### DATA FOR PROCESSING

★ ★ ★ ★ ★ ★ ★

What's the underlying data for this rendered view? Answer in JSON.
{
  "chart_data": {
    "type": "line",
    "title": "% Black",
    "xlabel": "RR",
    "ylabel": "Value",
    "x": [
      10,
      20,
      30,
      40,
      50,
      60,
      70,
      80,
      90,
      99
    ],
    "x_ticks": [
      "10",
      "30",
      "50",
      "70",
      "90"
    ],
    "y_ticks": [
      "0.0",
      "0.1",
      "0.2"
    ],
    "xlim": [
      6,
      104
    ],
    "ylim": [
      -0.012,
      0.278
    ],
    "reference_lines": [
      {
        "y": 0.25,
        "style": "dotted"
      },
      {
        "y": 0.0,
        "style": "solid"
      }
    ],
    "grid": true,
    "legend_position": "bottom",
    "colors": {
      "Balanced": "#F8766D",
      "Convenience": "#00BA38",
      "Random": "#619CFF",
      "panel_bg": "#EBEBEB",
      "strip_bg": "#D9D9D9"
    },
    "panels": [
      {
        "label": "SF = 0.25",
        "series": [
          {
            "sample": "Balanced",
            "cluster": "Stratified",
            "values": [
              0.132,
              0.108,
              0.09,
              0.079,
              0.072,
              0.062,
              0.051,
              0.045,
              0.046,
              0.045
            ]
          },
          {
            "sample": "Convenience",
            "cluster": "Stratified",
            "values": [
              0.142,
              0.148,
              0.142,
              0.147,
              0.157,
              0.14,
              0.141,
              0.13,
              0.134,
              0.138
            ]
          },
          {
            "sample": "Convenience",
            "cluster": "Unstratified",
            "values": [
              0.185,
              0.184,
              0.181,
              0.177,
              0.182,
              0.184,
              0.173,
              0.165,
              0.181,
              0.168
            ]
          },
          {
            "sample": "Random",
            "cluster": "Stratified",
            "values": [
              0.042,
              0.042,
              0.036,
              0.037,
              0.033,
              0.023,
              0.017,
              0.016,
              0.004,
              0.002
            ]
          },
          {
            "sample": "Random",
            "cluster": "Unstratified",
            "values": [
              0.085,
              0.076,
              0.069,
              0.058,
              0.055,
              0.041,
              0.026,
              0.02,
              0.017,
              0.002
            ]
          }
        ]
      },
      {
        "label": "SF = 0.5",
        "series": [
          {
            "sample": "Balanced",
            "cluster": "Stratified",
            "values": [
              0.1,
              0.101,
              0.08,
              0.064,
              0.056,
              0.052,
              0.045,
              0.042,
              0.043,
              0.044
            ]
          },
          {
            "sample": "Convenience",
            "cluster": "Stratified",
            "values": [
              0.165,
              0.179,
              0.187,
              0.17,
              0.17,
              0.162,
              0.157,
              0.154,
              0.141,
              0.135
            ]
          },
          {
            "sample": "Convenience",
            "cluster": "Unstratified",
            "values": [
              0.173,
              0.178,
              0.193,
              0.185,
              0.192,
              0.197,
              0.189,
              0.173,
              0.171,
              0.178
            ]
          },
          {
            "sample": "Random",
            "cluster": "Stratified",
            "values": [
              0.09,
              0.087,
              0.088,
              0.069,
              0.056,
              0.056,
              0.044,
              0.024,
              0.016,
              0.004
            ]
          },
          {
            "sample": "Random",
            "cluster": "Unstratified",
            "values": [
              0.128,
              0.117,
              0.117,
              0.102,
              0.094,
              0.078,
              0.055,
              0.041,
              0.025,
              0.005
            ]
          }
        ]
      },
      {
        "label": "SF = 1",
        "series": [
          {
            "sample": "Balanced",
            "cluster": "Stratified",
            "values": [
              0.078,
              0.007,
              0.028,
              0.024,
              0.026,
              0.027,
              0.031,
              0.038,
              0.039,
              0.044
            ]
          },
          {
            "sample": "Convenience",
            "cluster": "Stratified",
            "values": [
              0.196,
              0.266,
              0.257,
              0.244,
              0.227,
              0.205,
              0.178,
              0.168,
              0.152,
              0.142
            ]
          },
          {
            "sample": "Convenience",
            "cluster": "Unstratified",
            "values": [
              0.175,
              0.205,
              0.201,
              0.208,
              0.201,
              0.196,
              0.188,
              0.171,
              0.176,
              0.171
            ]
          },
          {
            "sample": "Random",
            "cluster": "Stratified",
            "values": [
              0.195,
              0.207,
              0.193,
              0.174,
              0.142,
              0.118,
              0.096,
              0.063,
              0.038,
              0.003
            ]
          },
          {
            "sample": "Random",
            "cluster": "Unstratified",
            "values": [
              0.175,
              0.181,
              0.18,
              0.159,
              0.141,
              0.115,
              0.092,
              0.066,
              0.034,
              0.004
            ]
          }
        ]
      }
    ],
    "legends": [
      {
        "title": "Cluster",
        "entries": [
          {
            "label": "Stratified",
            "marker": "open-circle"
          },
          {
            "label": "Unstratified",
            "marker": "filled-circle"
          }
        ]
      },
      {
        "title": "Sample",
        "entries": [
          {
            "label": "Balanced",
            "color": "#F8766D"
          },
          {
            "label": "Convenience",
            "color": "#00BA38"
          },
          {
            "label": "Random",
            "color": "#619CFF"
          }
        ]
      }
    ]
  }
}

★ ★ ★ ★ ★ ★ ★

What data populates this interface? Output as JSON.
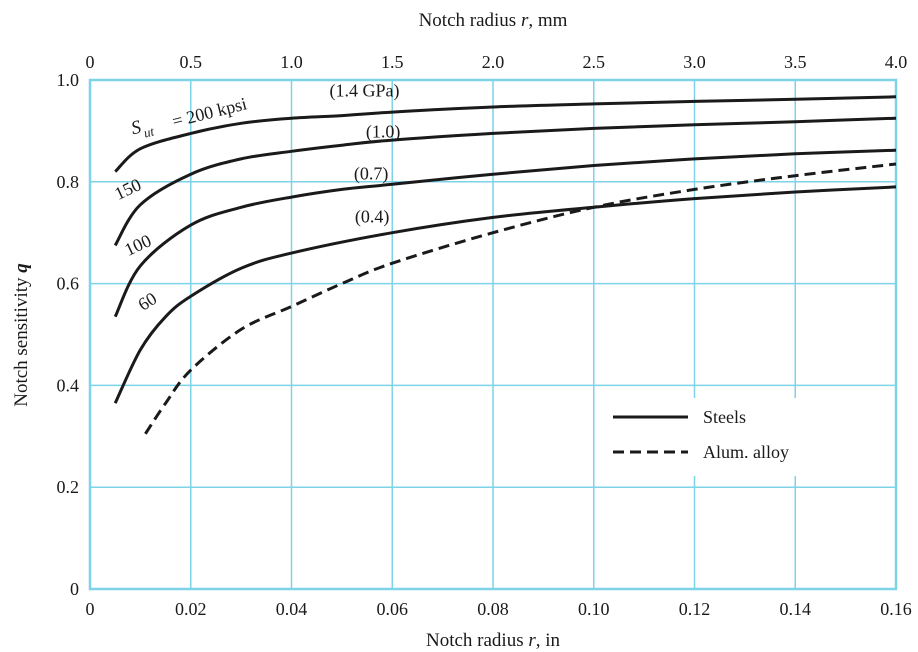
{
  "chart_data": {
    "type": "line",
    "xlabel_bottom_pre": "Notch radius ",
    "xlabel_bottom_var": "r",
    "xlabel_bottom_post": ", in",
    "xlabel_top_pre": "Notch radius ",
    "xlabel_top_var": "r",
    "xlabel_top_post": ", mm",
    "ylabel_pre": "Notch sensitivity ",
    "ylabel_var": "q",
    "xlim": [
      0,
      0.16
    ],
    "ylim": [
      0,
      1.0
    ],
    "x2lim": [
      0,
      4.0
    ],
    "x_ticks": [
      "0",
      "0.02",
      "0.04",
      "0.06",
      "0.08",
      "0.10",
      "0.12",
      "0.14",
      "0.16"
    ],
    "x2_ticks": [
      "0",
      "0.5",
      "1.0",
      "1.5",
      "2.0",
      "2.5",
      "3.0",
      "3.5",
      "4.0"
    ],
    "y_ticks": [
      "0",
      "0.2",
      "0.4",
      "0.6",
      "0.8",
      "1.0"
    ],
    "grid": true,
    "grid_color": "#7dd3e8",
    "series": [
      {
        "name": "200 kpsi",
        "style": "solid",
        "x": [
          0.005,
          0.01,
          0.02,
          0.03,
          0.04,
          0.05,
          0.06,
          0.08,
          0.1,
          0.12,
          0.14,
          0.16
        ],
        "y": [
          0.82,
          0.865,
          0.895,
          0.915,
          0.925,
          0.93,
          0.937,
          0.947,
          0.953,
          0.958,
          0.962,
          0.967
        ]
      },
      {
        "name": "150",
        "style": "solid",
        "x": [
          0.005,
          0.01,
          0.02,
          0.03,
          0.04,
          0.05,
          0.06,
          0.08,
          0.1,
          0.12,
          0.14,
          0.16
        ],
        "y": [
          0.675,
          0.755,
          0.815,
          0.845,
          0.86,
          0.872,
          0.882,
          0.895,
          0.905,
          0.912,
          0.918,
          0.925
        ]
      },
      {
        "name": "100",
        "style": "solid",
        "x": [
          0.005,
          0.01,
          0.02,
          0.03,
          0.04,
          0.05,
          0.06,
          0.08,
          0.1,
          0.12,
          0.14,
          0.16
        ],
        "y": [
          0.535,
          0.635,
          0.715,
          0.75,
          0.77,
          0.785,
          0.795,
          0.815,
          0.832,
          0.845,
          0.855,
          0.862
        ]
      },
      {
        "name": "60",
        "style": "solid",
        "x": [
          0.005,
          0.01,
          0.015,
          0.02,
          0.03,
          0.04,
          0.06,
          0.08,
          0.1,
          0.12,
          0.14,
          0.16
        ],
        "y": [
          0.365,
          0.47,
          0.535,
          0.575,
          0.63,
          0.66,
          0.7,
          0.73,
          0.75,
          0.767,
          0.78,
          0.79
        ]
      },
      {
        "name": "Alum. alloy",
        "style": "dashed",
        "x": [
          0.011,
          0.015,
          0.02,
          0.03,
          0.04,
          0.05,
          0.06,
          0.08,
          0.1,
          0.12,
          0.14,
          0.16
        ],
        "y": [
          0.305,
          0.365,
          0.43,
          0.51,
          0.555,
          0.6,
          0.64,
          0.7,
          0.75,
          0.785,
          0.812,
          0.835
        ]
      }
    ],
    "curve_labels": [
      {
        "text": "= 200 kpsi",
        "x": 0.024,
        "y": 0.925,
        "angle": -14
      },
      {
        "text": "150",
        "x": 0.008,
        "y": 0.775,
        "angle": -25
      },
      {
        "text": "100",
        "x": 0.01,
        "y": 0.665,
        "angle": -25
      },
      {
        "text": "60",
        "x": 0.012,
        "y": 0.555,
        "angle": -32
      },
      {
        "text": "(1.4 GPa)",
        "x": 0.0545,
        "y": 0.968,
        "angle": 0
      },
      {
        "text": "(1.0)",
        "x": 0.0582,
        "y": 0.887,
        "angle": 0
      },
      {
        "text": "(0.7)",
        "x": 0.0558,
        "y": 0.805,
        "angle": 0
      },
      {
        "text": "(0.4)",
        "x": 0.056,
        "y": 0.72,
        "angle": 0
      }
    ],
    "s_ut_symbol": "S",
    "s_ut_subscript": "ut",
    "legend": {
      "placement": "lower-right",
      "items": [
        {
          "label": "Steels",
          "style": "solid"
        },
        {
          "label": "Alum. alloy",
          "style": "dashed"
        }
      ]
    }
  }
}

★ ★ ★ ★ ★ ★ ★

List every line above that contains the word "JSON".

### ANSWER TO THIS EXERCISE
What's the underlying data for this rendered view? Answer in JSON.
What data populates this interface? Output as JSON.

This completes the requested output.